# MATERIAL SHOWN
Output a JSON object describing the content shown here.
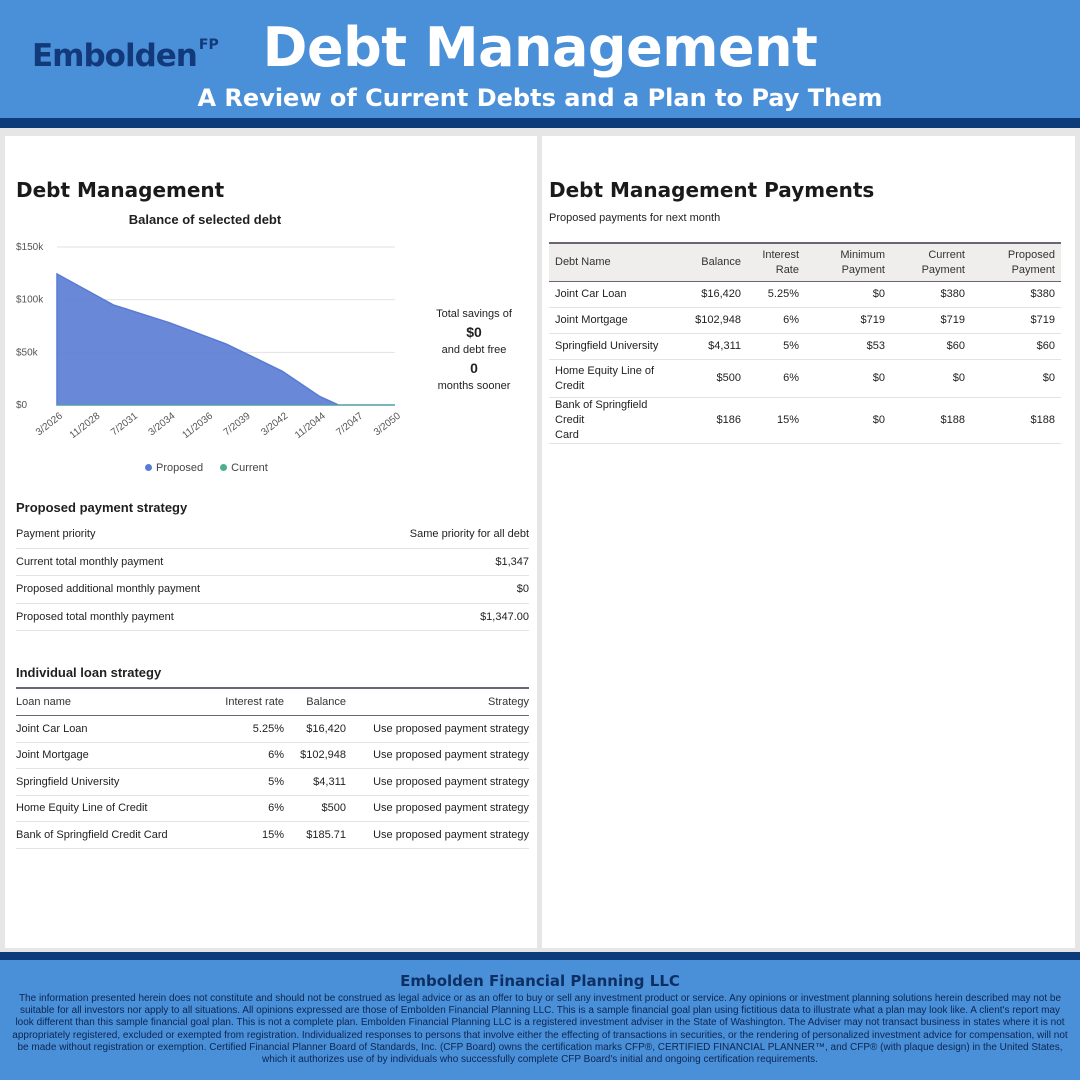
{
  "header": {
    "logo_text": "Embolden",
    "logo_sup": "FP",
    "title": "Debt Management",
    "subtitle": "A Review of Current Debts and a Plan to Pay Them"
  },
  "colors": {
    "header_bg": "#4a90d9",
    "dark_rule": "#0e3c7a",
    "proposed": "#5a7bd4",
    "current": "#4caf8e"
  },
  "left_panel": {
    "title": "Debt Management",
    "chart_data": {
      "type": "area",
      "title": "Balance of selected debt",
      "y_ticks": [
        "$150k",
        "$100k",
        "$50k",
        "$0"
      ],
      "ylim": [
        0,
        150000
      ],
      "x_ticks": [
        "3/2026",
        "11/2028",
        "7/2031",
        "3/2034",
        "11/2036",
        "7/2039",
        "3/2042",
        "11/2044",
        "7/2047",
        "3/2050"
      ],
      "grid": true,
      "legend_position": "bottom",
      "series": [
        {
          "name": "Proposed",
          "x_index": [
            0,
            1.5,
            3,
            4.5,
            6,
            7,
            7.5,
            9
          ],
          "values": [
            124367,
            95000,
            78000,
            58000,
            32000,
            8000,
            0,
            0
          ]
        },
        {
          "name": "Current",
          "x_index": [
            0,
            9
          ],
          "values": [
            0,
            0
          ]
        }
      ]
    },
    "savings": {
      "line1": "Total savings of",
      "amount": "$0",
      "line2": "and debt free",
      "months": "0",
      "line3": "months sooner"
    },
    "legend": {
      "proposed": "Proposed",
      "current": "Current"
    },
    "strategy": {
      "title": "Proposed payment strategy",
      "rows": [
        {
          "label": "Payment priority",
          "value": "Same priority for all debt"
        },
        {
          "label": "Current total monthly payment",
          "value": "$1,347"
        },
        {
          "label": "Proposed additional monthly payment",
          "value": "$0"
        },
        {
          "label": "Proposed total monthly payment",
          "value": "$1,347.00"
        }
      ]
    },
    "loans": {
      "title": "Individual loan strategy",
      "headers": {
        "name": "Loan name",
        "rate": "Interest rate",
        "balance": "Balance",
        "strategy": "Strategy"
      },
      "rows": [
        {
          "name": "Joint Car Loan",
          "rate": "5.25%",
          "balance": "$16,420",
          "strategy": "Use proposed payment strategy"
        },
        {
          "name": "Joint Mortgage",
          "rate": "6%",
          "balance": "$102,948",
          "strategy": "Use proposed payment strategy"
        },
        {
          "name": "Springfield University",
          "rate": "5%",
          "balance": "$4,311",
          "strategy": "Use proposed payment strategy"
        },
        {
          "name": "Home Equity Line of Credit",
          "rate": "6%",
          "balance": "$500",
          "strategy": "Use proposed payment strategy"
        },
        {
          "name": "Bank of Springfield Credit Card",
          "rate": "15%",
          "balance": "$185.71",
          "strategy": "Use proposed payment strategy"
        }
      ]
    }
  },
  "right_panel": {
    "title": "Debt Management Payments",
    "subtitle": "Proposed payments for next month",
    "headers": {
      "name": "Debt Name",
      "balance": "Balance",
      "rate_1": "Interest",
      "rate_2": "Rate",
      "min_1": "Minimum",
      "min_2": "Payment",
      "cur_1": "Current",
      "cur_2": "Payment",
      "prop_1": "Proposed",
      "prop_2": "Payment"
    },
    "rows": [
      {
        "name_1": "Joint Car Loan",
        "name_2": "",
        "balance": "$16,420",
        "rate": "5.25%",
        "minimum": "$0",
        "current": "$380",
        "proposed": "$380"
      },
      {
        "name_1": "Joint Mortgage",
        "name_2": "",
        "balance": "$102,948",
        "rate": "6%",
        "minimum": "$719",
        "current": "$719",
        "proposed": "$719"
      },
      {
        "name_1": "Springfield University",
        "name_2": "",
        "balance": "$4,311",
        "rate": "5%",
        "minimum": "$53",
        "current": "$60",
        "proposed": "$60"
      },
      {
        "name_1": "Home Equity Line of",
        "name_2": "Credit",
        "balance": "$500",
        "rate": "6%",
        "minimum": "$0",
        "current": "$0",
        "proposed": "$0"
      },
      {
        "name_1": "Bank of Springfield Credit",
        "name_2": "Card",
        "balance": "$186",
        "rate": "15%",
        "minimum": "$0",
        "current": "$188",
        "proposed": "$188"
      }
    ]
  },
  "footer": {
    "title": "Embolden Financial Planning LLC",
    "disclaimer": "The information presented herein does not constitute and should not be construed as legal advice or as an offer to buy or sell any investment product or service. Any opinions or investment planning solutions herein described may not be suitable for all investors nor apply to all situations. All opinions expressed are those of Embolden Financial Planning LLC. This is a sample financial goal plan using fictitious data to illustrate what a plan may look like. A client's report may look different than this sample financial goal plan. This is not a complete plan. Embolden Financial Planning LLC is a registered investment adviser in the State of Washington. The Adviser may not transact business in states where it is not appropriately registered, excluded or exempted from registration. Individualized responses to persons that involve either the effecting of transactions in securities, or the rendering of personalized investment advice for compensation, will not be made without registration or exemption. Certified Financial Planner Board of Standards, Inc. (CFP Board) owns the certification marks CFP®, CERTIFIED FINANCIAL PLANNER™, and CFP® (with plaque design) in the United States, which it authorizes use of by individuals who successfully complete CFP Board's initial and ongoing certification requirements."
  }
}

...

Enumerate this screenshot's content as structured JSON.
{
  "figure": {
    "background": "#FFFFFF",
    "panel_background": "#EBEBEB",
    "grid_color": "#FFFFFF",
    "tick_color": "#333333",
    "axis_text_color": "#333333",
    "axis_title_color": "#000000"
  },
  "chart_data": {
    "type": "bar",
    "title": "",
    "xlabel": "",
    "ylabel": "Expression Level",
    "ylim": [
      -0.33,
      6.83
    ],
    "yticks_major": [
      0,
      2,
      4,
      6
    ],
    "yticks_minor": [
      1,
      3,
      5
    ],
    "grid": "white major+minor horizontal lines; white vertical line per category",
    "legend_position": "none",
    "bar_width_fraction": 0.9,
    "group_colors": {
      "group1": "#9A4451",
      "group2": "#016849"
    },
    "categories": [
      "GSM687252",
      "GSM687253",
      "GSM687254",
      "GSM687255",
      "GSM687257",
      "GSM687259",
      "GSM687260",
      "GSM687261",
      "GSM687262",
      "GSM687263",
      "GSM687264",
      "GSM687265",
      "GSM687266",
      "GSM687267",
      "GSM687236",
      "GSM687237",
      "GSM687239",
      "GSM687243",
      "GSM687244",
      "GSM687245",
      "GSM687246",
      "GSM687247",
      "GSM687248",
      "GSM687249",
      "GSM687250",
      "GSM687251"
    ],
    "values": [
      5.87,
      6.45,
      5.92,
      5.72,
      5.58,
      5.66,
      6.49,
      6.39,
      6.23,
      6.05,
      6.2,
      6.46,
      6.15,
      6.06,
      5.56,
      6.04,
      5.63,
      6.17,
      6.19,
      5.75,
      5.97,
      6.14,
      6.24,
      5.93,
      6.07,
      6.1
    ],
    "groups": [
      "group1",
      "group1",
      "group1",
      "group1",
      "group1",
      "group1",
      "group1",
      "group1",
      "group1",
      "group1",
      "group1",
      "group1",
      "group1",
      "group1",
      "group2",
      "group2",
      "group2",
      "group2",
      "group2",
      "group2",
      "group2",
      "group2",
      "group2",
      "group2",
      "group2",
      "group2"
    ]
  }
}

==

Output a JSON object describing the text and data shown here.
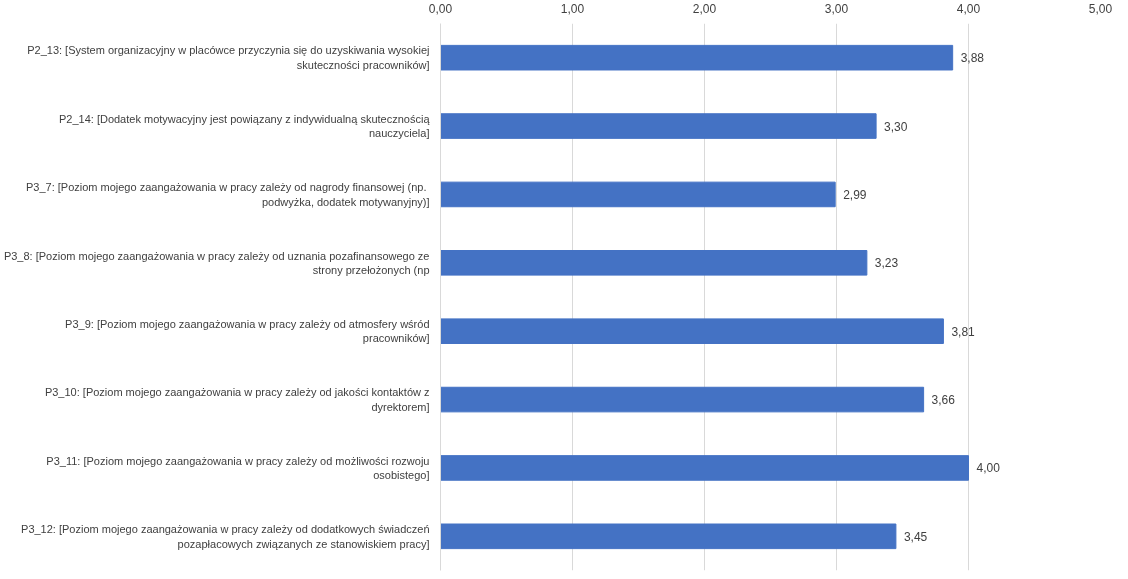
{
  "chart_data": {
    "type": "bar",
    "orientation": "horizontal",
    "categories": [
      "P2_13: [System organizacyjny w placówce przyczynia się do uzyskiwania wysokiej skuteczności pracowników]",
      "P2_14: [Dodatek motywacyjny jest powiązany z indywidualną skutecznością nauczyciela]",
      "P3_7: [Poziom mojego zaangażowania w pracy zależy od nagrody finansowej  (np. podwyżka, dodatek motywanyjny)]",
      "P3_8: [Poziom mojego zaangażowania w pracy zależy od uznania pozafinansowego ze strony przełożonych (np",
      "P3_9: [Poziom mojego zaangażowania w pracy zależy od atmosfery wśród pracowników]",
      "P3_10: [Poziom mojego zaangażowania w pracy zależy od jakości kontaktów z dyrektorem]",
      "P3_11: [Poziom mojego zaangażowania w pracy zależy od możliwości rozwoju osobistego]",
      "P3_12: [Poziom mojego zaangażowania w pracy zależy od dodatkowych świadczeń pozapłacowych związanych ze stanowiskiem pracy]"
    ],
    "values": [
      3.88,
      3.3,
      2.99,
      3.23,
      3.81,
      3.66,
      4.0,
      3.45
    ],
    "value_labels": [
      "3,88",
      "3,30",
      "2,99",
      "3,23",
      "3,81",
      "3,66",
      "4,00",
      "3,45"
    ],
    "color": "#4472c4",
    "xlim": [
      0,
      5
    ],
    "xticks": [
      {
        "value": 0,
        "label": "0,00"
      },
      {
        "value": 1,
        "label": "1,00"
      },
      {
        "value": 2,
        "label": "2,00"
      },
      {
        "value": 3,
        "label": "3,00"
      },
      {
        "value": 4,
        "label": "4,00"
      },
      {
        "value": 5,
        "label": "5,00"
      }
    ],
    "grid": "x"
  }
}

# DIRECTIONS
Identify the lines above with the word "zaangażowania". Copy them.

# SOLUTION TO THE PROBLEM
      "P3_7: [Poziom mojego zaangażowania w pracy zależy od nagrody finansowej  (np. podwyżka, dodatek motywanyjny)]",
      "P3_8: [Poziom mojego zaangażowania w pracy zależy od uznania pozafinansowego ze strony przełożonych (np",
      "P3_9: [Poziom mojego zaangażowania w pracy zależy od atmosfery wśród pracowników]",
      "P3_10: [Poziom mojego zaangażowania w pracy zależy od jakości kontaktów z dyrektorem]",
      "P3_11: [Poziom mojego zaangażowania w pracy zależy od możliwości rozwoju osobistego]",
      "P3_12: [Poziom mojego zaangażowania w pracy zależy od dodatkowych świadczeń pozapłacowych związanych ze stanowiskiem pracy]"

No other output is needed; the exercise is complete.